### [Aim]
From the listing below, select every line where the word "pick" appears.

* Begin Data for processing *

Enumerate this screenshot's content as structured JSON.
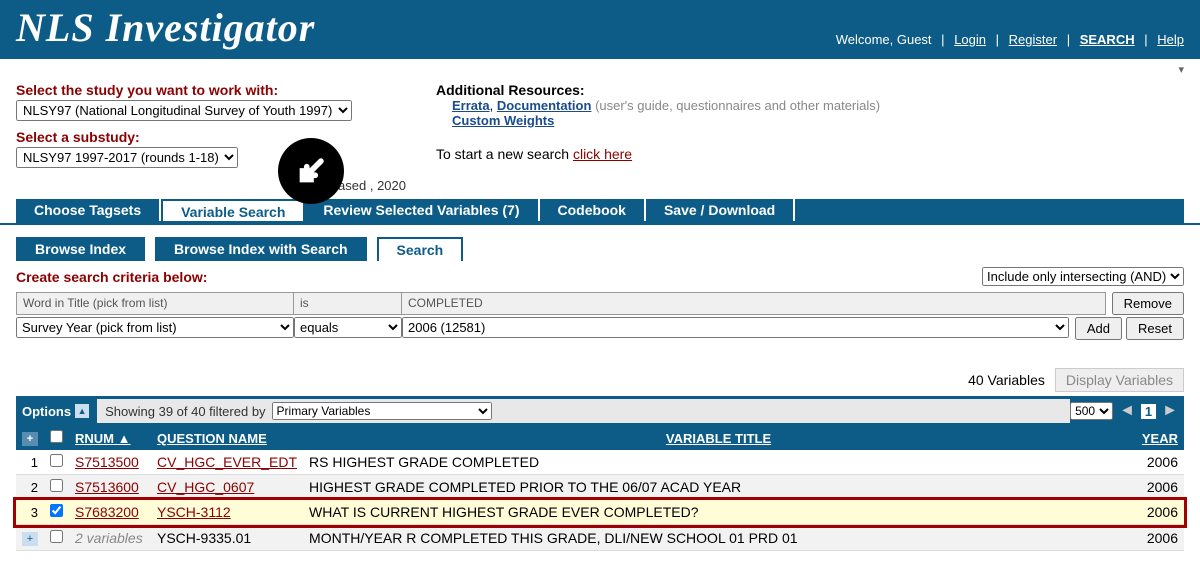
{
  "header": {
    "title": "NLS Investigator",
    "welcome": "Welcome, Guest",
    "links": {
      "login": "Login",
      "register": "Register",
      "search": "SEARCH",
      "help": "Help"
    }
  },
  "study": {
    "label": "Select the study you want to work with:",
    "value": "NLSY97 (National Longitudinal Survey of Youth 1997)",
    "substudy_label": "Select a substudy:",
    "substudy_value": "NLSY97 1997-2017 (rounds 1-18)",
    "released": "Released , 2020"
  },
  "resources": {
    "label": "Additional Resources:",
    "errata": "Errata",
    "documentation": "Documentation",
    "doc_hint": "(user's guide, questionnaires and other materials)",
    "custom_weights": "Custom Weights",
    "newsearch_prefix": "To start a new search ",
    "newsearch_link": "click here"
  },
  "tabs1": {
    "choose_tagsets": "Choose Tagsets",
    "variable_search": "Variable Search",
    "review": "Review Selected Variables (7)",
    "codebook": "Codebook",
    "save": "Save / Download"
  },
  "tabs2": {
    "browse_index": "Browse Index",
    "browse_search": "Browse Index with Search",
    "search": "Search"
  },
  "search": {
    "label": "Create search criteria below:",
    "mode": "Include only intersecting (AND)",
    "row1": {
      "field": "Word in Title   (pick from list)",
      "op": "is",
      "value": "COMPLETED",
      "btn": "Remove"
    },
    "row2": {
      "field": "Survey Year   (pick from list)",
      "op": "equals",
      "value": "2006 (12581)",
      "add": "Add",
      "reset": "Reset"
    }
  },
  "results": {
    "count": "40 Variables",
    "display_btn": "Display Variables",
    "options": "Options",
    "showing": "Showing 39 of 40  filtered by",
    "filter": "Primary Variables",
    "pagesize": "500",
    "page": "1",
    "headers": {
      "rnum": "RNUM",
      "qname": "QUESTION NAME",
      "vtitle": "VARIABLE TITLE",
      "year": "YEAR"
    },
    "rows": [
      {
        "idx": "1",
        "checked": false,
        "rnum": "S7513500",
        "qname": "CV_HGC_EVER_EDT",
        "title": "RS HIGHEST GRADE COMPLETED",
        "year": "2006",
        "rnum_link": true,
        "qname_link": true
      },
      {
        "idx": "2",
        "checked": false,
        "rnum": "S7513600",
        "qname": "CV_HGC_0607",
        "title": "HIGHEST GRADE COMPLETED PRIOR TO THE 06/07 ACAD YEAR",
        "year": "2006",
        "rnum_link": true,
        "qname_link": true
      },
      {
        "idx": "3",
        "checked": true,
        "rnum": "S7683200",
        "qname": "YSCH-3112",
        "title": "WHAT IS CURRENT HIGHEST GRADE EVER COMPLETED?",
        "year": "2006",
        "rnum_link": true,
        "qname_link": true,
        "selected": true
      },
      {
        "idx": "",
        "checked": false,
        "rnum": "2 variables",
        "qname": "YSCH-9335.01",
        "title": "MONTH/YEAR R COMPLETED THIS GRADE, DLI/NEW SCHOOL 01 PRD 01",
        "year": "2006",
        "rnum_link": false,
        "qname_link": false,
        "plus": true
      }
    ]
  }
}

* End Data for processing *

### [Exercise solution]
      "field": "Word in Title   (pick from list)",
      "field": "Survey Year   (pick from list)",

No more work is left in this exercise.